Copy the items word for word, from their first line through the line containing "legend-label: General government".

[Box coordinate listings]
· · · · ·
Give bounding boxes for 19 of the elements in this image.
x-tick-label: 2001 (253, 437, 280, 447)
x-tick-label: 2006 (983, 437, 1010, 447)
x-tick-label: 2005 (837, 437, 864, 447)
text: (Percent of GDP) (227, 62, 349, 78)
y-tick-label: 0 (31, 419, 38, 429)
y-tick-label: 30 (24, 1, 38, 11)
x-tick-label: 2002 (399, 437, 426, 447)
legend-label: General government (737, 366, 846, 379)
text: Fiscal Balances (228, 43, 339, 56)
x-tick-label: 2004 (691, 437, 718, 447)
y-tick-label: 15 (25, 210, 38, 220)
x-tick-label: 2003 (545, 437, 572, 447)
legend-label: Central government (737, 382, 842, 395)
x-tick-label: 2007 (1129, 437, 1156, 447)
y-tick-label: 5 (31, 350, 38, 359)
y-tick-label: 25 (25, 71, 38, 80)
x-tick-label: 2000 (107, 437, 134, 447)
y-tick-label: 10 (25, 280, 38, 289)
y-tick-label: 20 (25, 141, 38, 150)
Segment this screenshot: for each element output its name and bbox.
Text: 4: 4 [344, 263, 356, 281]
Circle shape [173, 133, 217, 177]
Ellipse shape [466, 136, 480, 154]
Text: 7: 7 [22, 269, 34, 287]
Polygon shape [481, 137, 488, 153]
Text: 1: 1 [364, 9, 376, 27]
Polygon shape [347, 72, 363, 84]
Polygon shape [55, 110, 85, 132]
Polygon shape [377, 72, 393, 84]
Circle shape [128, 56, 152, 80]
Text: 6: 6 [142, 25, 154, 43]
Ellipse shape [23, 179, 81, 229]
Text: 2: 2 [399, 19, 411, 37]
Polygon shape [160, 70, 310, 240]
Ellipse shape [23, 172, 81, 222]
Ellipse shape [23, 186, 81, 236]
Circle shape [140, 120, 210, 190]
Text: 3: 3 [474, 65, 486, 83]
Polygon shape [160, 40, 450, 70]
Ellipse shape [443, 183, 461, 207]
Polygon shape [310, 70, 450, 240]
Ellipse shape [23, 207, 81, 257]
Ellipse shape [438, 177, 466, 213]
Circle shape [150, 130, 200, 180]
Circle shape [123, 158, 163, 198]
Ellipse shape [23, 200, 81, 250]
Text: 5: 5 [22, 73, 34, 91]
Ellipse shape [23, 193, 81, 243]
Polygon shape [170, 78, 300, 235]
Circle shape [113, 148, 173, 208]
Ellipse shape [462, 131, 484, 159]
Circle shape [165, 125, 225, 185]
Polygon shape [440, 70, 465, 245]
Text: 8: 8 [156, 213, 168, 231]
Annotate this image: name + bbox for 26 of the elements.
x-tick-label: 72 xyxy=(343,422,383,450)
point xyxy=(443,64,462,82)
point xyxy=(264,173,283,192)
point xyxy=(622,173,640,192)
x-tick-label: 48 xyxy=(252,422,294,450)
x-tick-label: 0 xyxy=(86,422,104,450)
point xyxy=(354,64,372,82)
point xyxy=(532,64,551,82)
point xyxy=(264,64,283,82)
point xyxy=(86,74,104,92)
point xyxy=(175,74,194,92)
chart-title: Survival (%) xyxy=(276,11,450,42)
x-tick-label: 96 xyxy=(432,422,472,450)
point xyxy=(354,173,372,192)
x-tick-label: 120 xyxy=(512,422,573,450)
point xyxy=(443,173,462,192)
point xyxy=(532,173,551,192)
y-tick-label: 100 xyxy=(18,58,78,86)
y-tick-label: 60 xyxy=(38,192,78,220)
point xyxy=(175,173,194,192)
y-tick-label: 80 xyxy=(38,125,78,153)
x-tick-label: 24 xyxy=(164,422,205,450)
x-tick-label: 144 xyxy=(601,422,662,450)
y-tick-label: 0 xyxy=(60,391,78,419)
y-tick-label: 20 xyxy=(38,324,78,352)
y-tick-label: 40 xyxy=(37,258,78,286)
· · · · ·
EXPECTED OUTPUT:
Give bounding boxes for 19 of the elements in this image.
x-tick-label: 2001 (253, 437, 280, 447)
x-tick-label: 2006 (983, 437, 1010, 447)
x-tick-label: 2005 (837, 437, 864, 447)
text: (Percent of GDP) (227, 62, 349, 78)
y-tick-label: 0 (31, 419, 38, 429)
y-tick-label: 30 (24, 1, 38, 11)
x-tick-label: 2002 (399, 437, 426, 447)
legend-label: General government (737, 366, 846, 379)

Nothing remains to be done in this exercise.